== Records to process

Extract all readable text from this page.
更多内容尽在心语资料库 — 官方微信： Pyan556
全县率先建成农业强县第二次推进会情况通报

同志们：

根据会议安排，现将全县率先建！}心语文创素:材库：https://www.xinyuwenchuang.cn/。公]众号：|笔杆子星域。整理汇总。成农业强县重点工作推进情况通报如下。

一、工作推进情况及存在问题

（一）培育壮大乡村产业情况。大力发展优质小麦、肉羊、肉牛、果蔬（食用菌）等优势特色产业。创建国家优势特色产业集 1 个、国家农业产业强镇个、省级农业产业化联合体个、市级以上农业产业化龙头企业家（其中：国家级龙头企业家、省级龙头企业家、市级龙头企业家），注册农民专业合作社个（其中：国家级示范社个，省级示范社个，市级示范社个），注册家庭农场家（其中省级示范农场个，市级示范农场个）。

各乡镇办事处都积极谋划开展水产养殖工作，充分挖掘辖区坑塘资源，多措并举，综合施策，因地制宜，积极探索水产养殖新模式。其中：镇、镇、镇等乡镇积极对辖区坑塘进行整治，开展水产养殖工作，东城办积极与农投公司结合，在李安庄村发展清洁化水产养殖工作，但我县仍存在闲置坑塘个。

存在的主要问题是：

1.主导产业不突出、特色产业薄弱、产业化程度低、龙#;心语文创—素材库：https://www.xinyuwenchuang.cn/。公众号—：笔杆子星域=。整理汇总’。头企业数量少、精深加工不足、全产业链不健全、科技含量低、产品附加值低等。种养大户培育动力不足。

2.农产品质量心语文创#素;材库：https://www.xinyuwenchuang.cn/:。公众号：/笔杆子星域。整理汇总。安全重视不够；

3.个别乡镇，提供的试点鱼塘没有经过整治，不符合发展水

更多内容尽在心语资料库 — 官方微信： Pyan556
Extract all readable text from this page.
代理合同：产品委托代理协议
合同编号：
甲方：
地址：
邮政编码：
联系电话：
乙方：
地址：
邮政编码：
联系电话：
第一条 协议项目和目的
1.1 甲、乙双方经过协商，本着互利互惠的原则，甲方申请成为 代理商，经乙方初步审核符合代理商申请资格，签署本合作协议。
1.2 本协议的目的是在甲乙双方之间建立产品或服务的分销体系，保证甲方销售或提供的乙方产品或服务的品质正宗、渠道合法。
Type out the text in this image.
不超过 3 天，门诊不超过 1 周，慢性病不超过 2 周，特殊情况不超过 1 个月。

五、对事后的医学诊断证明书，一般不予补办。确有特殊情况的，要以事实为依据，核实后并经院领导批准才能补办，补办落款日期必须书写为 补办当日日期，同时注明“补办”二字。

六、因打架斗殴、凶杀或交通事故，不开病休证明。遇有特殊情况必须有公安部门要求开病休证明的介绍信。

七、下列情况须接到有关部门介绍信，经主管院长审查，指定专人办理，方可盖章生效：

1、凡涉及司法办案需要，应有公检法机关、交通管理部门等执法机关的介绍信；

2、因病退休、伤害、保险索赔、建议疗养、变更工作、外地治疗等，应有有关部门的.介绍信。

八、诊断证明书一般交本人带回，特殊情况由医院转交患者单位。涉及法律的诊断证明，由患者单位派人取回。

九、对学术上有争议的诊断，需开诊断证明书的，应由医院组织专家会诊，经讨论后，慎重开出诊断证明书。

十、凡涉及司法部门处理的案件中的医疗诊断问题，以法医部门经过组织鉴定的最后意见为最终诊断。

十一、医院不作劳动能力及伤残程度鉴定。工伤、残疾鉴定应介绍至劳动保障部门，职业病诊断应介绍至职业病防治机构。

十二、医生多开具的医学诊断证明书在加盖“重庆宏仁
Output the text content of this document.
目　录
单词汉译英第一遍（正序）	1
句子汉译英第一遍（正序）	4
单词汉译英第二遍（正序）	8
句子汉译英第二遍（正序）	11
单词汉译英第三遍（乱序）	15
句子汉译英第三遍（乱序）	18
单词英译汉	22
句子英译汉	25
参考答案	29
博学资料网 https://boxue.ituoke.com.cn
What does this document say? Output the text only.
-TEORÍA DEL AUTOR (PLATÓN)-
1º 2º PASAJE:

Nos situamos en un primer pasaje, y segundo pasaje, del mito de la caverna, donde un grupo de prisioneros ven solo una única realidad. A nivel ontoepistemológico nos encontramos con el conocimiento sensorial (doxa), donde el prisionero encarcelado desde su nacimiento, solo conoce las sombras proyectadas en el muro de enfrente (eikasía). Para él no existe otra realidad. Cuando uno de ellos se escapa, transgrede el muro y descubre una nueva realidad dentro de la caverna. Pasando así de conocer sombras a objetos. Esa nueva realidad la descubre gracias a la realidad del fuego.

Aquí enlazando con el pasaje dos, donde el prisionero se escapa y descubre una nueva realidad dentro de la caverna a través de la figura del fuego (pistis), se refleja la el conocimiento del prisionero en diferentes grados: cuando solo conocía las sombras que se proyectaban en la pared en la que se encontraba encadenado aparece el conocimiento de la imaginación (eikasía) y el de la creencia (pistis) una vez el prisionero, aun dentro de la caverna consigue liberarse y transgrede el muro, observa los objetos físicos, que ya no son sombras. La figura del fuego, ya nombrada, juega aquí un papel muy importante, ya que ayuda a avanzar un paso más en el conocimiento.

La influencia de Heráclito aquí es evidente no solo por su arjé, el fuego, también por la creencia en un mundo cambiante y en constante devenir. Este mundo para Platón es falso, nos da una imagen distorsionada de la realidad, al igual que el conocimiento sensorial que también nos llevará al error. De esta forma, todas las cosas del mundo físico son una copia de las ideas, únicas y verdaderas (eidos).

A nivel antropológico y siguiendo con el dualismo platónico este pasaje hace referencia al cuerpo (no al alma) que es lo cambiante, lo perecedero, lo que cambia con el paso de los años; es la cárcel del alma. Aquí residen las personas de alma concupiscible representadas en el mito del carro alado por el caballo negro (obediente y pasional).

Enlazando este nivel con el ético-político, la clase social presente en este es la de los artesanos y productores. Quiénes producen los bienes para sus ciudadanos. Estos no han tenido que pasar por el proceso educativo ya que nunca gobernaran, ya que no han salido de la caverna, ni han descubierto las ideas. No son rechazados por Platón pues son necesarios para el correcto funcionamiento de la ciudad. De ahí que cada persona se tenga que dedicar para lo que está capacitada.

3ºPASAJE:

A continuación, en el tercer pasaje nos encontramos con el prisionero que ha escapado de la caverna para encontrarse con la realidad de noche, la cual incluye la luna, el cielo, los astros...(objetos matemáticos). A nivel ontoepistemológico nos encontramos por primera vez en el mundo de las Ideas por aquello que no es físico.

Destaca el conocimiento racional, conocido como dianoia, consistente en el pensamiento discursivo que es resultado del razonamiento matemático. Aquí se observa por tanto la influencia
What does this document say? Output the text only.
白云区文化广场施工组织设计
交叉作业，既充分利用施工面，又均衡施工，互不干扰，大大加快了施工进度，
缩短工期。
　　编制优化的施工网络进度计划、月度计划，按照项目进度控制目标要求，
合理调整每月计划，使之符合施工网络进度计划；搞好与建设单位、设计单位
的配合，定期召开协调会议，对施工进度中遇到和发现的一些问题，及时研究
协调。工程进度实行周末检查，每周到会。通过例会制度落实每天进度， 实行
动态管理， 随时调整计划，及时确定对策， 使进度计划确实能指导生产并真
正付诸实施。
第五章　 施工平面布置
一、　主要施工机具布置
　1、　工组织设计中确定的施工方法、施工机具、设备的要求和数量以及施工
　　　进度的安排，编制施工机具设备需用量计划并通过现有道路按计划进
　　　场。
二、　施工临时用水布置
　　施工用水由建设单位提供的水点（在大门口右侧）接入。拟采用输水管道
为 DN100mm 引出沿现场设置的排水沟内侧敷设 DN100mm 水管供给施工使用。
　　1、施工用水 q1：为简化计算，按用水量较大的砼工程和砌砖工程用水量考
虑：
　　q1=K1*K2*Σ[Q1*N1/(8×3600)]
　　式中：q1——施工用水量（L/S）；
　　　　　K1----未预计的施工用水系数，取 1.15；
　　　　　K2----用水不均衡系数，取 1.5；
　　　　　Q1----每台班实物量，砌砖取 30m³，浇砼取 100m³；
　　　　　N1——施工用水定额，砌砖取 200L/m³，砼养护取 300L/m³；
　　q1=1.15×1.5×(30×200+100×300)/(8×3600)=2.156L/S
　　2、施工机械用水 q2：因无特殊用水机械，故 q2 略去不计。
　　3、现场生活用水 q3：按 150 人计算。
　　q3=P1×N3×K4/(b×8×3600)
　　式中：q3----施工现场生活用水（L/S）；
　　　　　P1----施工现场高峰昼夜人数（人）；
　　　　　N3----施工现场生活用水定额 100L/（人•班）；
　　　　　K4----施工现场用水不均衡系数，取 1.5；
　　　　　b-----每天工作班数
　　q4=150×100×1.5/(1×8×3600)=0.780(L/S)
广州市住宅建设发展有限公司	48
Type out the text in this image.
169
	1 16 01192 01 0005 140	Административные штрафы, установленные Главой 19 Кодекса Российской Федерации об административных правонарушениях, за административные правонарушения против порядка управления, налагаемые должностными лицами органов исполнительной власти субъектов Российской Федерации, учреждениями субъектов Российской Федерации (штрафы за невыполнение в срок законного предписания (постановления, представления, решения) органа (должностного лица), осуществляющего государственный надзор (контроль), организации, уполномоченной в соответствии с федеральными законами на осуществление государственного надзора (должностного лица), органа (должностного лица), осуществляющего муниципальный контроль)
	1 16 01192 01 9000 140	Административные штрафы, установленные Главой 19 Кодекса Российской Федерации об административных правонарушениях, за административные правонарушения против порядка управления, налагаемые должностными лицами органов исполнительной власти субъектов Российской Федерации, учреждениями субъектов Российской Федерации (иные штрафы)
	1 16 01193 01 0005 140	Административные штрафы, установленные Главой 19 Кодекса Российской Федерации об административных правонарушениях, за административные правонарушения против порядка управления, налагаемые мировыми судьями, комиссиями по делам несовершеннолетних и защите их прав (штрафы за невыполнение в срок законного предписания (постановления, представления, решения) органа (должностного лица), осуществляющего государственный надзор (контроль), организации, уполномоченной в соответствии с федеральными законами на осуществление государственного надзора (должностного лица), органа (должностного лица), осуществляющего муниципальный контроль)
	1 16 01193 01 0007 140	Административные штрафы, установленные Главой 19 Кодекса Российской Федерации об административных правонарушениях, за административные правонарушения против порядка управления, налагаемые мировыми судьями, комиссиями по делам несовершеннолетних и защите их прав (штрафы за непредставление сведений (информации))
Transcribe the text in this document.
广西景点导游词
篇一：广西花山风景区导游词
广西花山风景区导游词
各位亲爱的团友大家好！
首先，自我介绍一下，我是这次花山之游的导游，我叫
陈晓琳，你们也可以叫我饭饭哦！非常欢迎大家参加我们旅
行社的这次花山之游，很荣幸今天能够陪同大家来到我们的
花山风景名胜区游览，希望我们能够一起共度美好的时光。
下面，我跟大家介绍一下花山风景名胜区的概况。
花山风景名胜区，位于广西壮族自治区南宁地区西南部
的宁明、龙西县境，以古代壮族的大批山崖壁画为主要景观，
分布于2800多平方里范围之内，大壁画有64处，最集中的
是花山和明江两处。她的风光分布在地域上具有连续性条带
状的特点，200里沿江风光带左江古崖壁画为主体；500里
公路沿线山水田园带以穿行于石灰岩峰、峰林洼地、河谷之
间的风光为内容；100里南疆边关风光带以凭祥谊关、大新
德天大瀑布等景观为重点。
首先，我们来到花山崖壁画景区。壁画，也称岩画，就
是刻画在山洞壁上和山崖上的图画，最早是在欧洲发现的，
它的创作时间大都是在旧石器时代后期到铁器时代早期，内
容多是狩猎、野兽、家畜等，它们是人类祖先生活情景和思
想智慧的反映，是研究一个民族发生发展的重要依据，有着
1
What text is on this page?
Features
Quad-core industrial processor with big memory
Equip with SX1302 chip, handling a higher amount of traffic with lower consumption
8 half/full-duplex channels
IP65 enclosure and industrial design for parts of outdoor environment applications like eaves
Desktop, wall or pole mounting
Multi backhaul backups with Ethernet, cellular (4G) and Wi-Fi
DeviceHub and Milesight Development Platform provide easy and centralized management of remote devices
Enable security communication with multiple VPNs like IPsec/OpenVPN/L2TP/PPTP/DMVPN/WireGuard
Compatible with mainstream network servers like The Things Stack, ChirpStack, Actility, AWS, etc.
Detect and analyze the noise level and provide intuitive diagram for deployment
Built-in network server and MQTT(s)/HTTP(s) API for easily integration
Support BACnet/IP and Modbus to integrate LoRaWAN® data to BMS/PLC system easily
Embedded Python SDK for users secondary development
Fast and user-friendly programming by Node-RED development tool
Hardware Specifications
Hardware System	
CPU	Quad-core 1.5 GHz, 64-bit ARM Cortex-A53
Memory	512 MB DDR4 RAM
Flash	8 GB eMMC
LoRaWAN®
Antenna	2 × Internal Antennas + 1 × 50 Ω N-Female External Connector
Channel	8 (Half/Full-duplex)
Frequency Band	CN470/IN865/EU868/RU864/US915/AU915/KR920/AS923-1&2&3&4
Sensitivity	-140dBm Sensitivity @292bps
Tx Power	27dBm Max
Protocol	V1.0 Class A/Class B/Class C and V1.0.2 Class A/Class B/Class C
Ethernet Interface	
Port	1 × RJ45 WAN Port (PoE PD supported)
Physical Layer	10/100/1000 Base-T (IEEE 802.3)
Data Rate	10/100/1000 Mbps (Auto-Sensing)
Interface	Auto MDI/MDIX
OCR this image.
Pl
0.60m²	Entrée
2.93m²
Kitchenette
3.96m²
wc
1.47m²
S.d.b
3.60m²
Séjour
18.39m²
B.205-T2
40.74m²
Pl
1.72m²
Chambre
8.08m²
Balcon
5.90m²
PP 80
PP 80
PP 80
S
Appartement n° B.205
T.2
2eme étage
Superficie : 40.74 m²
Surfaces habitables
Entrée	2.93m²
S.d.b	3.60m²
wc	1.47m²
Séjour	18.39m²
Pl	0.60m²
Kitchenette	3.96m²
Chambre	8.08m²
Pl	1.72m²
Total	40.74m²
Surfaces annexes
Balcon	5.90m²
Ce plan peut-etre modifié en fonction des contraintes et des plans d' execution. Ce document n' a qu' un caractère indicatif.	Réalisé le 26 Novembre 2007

====

• _Your objective_:
How many of the lines above include the string "provide"? Reply with the number by itself.

• _Worked solution_:
2